Pair this with a buffer large enough to hold the largest record:

s := bufio.NewScanner(r)
s.Buffer(make([]byte, 0, 64*1024), maxRecord+4)
s.Split(scanLPR)

Without s.Buffer, the default 64 KiB cap will reject any record over ~64 KiB.

8. Netstrings (<n>:<bytes>,)

DJB's netstrings: a length in ASCII, a colon, the bytes, a trailing comma:

func scanNetstring(data []byte, atEOF bool) (int, []byte, error) {
    colon := bytes.IndexByte(data, ':')
    if colon < 0 {
        if atEOF { return 0, nil, io.ErrUnexpectedEOF }
        return 0, nil, nil
    }
    n, err := strconv.Atoi(string(data[:colon]))
    if err != nil { return 0, nil, fmt.Errorf("bad length: %w", err) }
    end := colon + 1 + n + 1 // colon + body + comma
    if end > len(data) {
        if atEOF { return 0, nil, io.ErrUnexpectedEOF }
        return 0, nil, nil
    }
    if data[end-1] != ',' {
        return 0, nil, fmt.Errorf("missing trailing comma")
    }
    return end, data[colon+1 : colon+1+n], nil
}

The pattern repeats for any framing: read enough to know the length, then wait until enough bytes are available, then yield.

※

Instruction 1: Print the entries from their start through the line containing "legend-label: 全国 — [72, 82, 96, 97]", reproducing each line exactly.

Records shown:
※

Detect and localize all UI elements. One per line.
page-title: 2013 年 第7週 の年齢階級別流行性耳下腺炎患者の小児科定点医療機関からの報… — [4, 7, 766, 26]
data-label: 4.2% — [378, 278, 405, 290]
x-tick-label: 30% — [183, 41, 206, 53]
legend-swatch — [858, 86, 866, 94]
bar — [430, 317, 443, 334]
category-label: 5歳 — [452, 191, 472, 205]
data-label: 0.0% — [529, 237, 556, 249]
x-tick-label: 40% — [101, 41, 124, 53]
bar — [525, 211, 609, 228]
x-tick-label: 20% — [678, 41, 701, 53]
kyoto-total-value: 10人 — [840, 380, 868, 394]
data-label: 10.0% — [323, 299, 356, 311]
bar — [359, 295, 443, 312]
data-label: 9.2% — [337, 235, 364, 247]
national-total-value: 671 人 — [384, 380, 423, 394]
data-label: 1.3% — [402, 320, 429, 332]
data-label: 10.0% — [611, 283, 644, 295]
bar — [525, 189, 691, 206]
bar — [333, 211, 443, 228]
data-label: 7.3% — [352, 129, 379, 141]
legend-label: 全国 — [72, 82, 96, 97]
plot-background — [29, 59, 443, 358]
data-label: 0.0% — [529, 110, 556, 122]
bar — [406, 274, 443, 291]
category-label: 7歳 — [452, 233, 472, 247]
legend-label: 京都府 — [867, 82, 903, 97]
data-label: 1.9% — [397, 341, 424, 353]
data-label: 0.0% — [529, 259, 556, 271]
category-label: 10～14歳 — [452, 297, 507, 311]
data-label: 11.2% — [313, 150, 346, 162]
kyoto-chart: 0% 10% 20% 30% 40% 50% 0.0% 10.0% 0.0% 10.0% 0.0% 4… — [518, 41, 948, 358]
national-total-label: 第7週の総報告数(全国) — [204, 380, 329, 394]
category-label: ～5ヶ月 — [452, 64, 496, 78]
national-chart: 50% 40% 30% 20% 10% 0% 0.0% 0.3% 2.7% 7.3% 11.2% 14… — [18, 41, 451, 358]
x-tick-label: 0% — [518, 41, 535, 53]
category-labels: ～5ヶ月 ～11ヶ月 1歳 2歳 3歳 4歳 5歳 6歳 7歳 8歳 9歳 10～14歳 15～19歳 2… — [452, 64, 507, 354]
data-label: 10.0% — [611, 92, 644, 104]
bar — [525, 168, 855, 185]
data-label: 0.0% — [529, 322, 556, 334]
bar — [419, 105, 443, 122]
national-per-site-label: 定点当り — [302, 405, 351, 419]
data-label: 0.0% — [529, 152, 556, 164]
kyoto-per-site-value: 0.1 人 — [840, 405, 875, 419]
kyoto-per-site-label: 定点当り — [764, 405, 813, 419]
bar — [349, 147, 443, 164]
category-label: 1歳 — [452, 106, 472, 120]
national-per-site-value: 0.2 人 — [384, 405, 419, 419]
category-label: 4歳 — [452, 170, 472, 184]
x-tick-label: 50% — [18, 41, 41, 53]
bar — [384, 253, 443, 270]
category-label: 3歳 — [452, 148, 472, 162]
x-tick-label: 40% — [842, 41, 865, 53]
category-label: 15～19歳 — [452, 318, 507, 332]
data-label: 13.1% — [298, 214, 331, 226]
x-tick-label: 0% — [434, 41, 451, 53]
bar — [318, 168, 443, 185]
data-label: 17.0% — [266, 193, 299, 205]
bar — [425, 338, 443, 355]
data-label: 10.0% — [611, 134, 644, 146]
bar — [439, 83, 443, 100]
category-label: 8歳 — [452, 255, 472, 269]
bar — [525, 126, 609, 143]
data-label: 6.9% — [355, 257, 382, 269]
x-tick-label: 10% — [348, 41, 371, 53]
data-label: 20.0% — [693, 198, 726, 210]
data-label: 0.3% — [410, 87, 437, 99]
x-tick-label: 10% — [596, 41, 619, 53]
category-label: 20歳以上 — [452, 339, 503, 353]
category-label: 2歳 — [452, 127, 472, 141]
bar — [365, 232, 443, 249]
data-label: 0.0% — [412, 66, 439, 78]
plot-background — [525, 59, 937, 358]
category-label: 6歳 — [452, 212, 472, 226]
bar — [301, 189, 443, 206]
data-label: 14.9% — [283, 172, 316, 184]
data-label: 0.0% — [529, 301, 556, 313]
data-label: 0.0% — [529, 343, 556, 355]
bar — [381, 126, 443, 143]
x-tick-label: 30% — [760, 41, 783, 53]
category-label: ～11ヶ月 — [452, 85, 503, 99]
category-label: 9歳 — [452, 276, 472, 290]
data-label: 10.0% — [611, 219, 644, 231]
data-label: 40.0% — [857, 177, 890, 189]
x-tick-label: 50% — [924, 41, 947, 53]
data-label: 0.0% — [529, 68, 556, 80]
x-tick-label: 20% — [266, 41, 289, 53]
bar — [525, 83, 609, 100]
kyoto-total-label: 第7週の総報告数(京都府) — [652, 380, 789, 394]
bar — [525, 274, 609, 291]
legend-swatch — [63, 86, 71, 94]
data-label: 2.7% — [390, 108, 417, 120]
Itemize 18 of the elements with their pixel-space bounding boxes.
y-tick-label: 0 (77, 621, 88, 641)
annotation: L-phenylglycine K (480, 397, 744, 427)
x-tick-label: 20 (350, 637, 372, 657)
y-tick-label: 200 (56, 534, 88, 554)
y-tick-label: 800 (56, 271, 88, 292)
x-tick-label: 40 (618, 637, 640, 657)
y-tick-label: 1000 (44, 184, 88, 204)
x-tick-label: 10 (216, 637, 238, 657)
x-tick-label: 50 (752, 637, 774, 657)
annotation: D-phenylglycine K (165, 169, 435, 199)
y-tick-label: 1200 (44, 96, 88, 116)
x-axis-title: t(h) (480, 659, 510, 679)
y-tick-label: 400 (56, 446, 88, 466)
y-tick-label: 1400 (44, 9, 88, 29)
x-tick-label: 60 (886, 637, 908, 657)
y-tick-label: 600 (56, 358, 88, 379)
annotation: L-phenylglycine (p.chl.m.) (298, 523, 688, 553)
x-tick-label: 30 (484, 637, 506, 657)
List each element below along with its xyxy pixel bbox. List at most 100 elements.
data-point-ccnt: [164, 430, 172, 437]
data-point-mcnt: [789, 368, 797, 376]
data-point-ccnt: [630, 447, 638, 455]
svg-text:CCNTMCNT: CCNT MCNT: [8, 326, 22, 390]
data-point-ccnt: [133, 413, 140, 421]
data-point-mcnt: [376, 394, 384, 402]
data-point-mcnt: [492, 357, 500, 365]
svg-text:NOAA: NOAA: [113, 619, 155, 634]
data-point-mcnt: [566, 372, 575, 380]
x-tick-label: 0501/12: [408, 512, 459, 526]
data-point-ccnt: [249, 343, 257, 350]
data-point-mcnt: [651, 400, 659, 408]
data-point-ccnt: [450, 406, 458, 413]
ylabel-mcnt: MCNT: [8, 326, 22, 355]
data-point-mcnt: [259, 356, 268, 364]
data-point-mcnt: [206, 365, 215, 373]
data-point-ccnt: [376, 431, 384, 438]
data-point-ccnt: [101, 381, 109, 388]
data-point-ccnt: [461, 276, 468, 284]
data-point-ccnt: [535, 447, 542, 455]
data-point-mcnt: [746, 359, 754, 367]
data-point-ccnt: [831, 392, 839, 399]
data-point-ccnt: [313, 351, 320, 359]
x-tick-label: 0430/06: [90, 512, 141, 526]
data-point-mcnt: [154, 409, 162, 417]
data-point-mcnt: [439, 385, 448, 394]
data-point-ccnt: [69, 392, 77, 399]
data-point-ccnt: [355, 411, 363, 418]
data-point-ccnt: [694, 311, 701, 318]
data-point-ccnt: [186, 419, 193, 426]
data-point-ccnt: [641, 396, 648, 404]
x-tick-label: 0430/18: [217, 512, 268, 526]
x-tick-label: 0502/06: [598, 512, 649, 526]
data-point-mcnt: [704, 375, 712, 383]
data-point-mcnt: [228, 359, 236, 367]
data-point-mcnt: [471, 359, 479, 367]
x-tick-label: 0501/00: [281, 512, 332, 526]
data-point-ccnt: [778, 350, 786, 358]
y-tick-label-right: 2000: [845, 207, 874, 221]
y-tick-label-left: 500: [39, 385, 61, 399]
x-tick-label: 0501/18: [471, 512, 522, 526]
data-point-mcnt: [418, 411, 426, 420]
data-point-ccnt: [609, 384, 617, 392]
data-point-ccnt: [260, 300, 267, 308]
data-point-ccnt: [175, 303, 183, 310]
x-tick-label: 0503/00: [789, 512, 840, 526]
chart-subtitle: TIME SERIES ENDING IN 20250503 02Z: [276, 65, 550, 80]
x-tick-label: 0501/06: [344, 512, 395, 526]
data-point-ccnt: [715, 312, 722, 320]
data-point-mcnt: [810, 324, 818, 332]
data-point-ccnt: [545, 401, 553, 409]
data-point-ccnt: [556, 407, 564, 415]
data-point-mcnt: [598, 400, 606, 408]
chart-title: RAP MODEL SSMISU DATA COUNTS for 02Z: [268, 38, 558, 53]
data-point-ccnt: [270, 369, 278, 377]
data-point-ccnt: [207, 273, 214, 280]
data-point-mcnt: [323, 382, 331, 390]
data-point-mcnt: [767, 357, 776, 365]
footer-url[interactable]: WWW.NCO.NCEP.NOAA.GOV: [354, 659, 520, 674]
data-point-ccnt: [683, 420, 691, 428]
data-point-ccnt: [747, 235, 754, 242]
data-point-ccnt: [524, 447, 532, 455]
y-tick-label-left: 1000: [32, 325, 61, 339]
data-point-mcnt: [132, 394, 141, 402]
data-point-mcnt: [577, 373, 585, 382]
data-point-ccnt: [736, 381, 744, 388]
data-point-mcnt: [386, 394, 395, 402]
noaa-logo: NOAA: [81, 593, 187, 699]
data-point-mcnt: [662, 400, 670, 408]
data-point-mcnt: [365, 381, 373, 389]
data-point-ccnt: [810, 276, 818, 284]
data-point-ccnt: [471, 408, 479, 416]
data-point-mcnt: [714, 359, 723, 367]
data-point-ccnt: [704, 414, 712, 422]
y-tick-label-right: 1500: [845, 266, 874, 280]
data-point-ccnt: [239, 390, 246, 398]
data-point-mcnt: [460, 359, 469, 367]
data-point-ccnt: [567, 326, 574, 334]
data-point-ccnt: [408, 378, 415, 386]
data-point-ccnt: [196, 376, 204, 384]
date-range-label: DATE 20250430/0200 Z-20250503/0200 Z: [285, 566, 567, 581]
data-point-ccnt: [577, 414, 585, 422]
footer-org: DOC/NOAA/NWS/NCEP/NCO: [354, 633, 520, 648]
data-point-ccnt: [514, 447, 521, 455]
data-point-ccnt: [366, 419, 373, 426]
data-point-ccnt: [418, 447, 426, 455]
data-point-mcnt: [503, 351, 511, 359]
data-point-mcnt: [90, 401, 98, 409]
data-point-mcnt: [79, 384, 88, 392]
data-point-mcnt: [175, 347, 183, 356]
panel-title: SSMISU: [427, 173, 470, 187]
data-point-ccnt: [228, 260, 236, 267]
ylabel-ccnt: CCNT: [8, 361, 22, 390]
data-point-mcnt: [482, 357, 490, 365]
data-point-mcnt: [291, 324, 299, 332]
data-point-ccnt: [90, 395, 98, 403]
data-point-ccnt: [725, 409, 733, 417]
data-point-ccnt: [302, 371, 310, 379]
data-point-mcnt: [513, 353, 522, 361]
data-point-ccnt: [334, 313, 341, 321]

※

Instruction 2: Output the whole passage on splitting framed records with a Go scanner, character for character.

Complete response 1:
Detect and localize all UI elements. One per line.
page-title: 2013 年 第7週 の年齢階級別流行性耳下腺炎患者の小児科定点医療機関からの報… — [4, 7, 766, 26]
data-label: 4.2% — [378, 278, 405, 290]
x-tick-label: 30% — [183, 41, 206, 53]
legend-swatch — [858, 86, 866, 94]
bar — [430, 317, 443, 334]
category-label: 5歳 — [452, 191, 472, 205]
data-label: 0.0% — [529, 237, 556, 249]
x-tick-label: 40% — [101, 41, 124, 53]
bar — [525, 211, 609, 228]
x-tick-label: 20% — [678, 41, 701, 53]
kyoto-total-value: 10人 — [840, 380, 868, 394]
data-label: 10.0% — [323, 299, 356, 311]
bar — [359, 295, 443, 312]
data-label: 9.2% — [337, 235, 364, 247]
national-total-value: 671 人 — [384, 380, 423, 394]
data-label: 1.3% — [402, 320, 429, 332]
data-label: 10.0% — [611, 283, 644, 295]
bar — [525, 189, 691, 206]
bar — [333, 211, 443, 228]
data-label: 7.3% — [352, 129, 379, 141]
legend-label: 全国 — [72, 82, 96, 97]

Complete response 2:
Pair this with a buffer large enough to hold the largest record:

s := bufio.NewScanner(r)
s.Buffer(make([]byte, 0, 64*1024), maxRecord+4)
s.Split(scanLPR)

Without s.Buffer, the default 64 KiB cap will reject any record over ~64 KiB.

8. Netstrings (<n>:<bytes>,)

DJB's netstrings: a length in ASCII, a colon, the bytes, a trailing comma:

func scanNetstring(data []byte, atEOF bool) (int, []byte, error) {
    colon := bytes.IndexByte(data, ':')
    if colon < 0 {
        if atEOF { return 0, nil, io.ErrUnexpectedEOF }
        return 0, nil, nil
    }
    n, err := strconv.Atoi(string(data[:colon]))
    if err != nil { return 0, nil, fmt.Errorf("bad length: %w", err) }
    end := colon + 1 + n + 1 // colon + body + comma
    if end > len(data) {
        if atEOF { return 0, nil, io.ErrUnexpectedEOF }
        return 0, nil, nil
    }
    if data[end-1] != ',' {
        return 0, nil, fmt.Errorf("missing trailing comma")
    }
    return end, data[colon+1 : colon+1+n], nil
}

The pattern repeats for any framing: read enough to know the length, then wait until enough bytes are available, then yield.